Your objective:
Give the data below again exactly as it stands. Omit the pictures.

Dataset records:

━━━━━━━━━━━━━━━━

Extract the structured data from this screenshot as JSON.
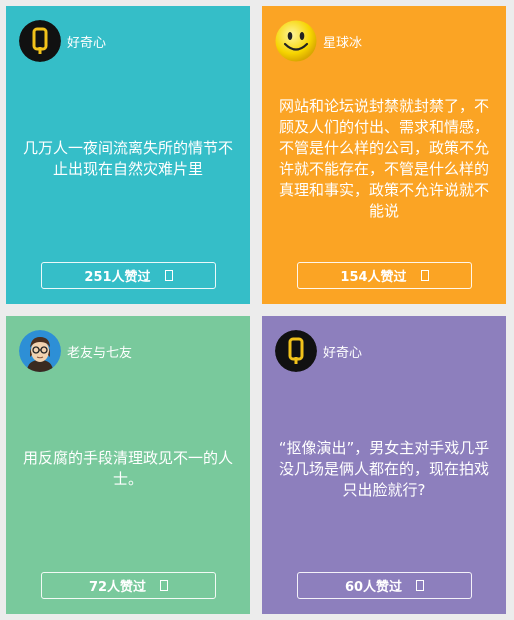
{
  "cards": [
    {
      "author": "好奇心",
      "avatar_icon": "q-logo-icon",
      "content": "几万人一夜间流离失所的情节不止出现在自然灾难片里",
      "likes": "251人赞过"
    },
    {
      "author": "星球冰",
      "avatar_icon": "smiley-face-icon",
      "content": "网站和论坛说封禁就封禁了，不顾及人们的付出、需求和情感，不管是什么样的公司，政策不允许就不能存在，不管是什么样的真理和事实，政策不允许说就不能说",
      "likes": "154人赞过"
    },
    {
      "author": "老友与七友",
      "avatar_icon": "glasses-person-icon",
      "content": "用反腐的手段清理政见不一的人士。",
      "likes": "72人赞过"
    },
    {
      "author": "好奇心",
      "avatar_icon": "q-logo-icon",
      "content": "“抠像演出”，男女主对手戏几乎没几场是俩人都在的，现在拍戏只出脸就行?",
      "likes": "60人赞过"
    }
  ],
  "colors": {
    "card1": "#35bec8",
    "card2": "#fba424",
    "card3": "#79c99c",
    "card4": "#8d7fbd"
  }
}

━━━━━━━━━━━━━━━━

Task solution:
Extract the structured data from this screenshot as JSON.
{
  "cards": [
    {
      "author": "好奇心",
      "avatar_icon": "q-logo-icon",
      "content": "几万人一夜间流离失所的情节不止出现在自然灾难片里",
      "likes": "251人赞过"
    },
    {
      "author": "星球冰",
      "avatar_icon": "smiley-face-icon",
      "content": "网站和论坛说封禁就封禁了，不顾及人们的付出、需求和情感，不管是什么样的公司，政策不允许就不能存在，不管是什么样的真理和事实，政策不允许说就不能说",
      "likes": "154人赞过"
    },
    {
      "author": "老友与七友",
      "avatar_icon": "glasses-person-icon",
      "content": "用反腐的手段清理政见不一的人士。",
      "likes": "72人赞过"
    },
    {
      "author": "好奇心",
      "avatar_icon": "q-logo-icon",
      "content": "“抠像演出”，男女主对手戏几乎没几场是俩人都在的，现在拍戏只出脸就行?",
      "likes": "60人赞过"
    }
  ],
  "colors": {
    "card1": "#35bec8",
    "card2": "#fba424",
    "card3": "#79c99c",
    "card4": "#8d7fbd"
  }
}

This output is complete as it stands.